» **Problem requirements**: Without the pictures, return each record as it appears.

» **Material to process**:
· · · · · · ·

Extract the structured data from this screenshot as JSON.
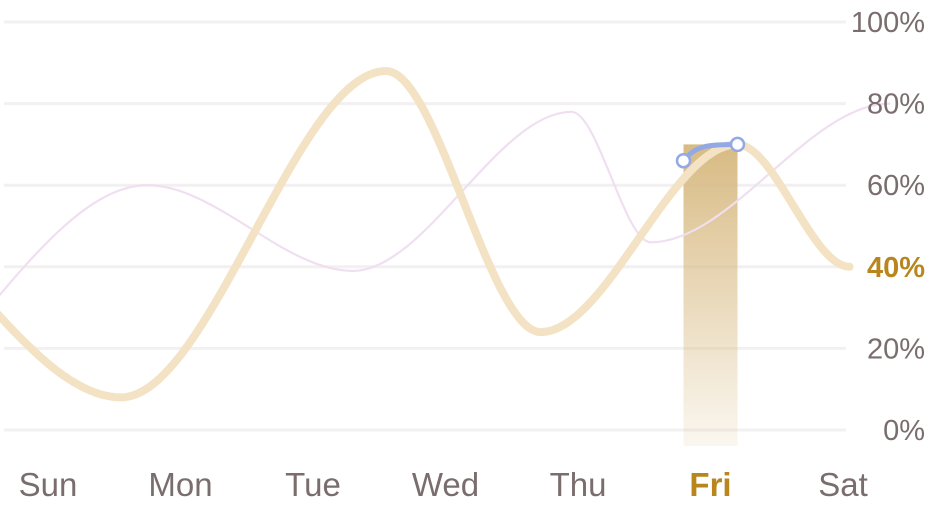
{
  "chart_data": {
    "type": "line",
    "title": "",
    "xlabel": "",
    "ylabel": "",
    "categories": [
      "Sun",
      "Mon",
      "Tue",
      "Wed",
      "Thu",
      "Fri",
      "Sat"
    ],
    "y_ticks": [
      "0%",
      "20%",
      "40%",
      "60%",
      "80%",
      "100%"
    ],
    "ylim": [
      0,
      100
    ],
    "grid": true,
    "highlight": {
      "category": "Fri",
      "tick": "40%",
      "start_value": 66,
      "end_value": 70
    },
    "series": [
      {
        "color": "#f3e3c4",
        "style": "thick",
        "points": [
          {
            "x": -0.7,
            "y": 40
          },
          {
            "x": 0.55,
            "y": 8
          },
          {
            "x": 2.55,
            "y": 88
          },
          {
            "x": 3.72,
            "y": 24
          },
          {
            "x": 5.2,
            "y": 70
          },
          {
            "x": 6.05,
            "y": 40
          }
        ]
      },
      {
        "color": "#f0dff0",
        "style": "thin",
        "points": [
          {
            "x": -0.7,
            "y": 20
          },
          {
            "x": 0.75,
            "y": 60
          },
          {
            "x": 2.3,
            "y": 39
          },
          {
            "x": 3.95,
            "y": 78
          },
          {
            "x": 4.55,
            "y": 46
          },
          {
            "x": 6.35,
            "y": 80
          }
        ]
      }
    ],
    "colors": {
      "grid": "#f2f0f0",
      "tick_text": "#7a6d6d",
      "highlight_text": "#b8861c",
      "highlight_bar": "#dcc18e",
      "highlight_segment": "#93a9e6"
    }
  }
}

· · · · · · ·

» **Exercise output**:
Extract the structured data from this screenshot as JSON.
{
  "chart_data": {
    "type": "line",
    "title": "",
    "xlabel": "",
    "ylabel": "",
    "categories": [
      "Sun",
      "Mon",
      "Tue",
      "Wed",
      "Thu",
      "Fri",
      "Sat"
    ],
    "y_ticks": [
      "0%",
      "20%",
      "40%",
      "60%",
      "80%",
      "100%"
    ],
    "ylim": [
      0,
      100
    ],
    "grid": true,
    "highlight": {
      "category": "Fri",
      "tick": "40%",
      "start_value": 66,
      "end_value": 70
    },
    "series": [
      {
        "color": "#f3e3c4",
        "style": "thick",
        "points": [
          {
            "x": -0.7,
            "y": 40
          },
          {
            "x": 0.55,
            "y": 8
          },
          {
            "x": 2.55,
            "y": 88
          },
          {
            "x": 3.72,
            "y": 24
          },
          {
            "x": 5.2,
            "y": 70
          },
          {
            "x": 6.05,
            "y": 40
          }
        ]
      },
      {
        "color": "#f0dff0",
        "style": "thin",
        "points": [
          {
            "x": -0.7,
            "y": 20
          },
          {
            "x": 0.75,
            "y": 60
          },
          {
            "x": 2.3,
            "y": 39
          },
          {
            "x": 3.95,
            "y": 78
          },
          {
            "x": 4.55,
            "y": 46
          },
          {
            "x": 6.35,
            "y": 80
          }
        ]
      }
    ],
    "colors": {
      "grid": "#f2f0f0",
      "tick_text": "#7a6d6d",
      "highlight_text": "#b8861c",
      "highlight_bar": "#dcc18e",
      "highlight_segment": "#93a9e6"
    }
  }
}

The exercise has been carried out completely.